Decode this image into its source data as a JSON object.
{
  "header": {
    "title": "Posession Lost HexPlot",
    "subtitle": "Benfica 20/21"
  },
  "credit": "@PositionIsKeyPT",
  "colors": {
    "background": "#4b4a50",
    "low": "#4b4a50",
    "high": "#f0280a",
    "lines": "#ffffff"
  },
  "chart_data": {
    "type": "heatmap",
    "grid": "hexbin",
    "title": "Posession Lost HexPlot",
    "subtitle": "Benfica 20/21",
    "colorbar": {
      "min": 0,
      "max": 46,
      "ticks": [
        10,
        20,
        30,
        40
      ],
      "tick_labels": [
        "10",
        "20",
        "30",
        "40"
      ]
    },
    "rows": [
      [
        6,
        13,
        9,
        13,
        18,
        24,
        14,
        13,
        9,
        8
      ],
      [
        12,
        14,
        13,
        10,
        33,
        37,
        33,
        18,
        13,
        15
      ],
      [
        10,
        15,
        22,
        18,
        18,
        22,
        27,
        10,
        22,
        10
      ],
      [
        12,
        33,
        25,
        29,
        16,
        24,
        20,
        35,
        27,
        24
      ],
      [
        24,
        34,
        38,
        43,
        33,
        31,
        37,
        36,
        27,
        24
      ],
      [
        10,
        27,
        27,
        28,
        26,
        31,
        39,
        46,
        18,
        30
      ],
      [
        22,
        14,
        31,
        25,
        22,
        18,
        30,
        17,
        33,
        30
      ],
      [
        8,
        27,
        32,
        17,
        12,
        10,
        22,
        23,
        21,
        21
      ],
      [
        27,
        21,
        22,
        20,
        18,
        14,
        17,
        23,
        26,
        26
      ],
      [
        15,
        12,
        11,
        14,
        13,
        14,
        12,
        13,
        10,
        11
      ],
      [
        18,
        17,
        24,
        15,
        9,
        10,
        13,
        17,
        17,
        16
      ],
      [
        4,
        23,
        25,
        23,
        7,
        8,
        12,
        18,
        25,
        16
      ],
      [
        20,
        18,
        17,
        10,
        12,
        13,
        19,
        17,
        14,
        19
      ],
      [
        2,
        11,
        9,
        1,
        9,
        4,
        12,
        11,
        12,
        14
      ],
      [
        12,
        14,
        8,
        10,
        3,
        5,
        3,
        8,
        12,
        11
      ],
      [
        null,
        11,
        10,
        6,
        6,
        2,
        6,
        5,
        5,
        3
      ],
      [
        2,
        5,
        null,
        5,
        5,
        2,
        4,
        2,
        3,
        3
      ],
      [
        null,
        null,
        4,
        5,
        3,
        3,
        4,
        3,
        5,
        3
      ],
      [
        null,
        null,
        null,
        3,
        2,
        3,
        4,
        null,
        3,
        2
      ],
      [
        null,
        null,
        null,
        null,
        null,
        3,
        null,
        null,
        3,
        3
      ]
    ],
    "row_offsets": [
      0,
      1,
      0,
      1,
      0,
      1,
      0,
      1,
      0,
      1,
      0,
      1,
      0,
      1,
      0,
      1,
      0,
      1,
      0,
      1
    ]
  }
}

→ **Exercise details**
Take every line containing the word "Benfica" and copy it.

→ **Output of the exercise**
    "subtitle": "Benfica 20/21"
    "subtitle": "Benfica 20/21",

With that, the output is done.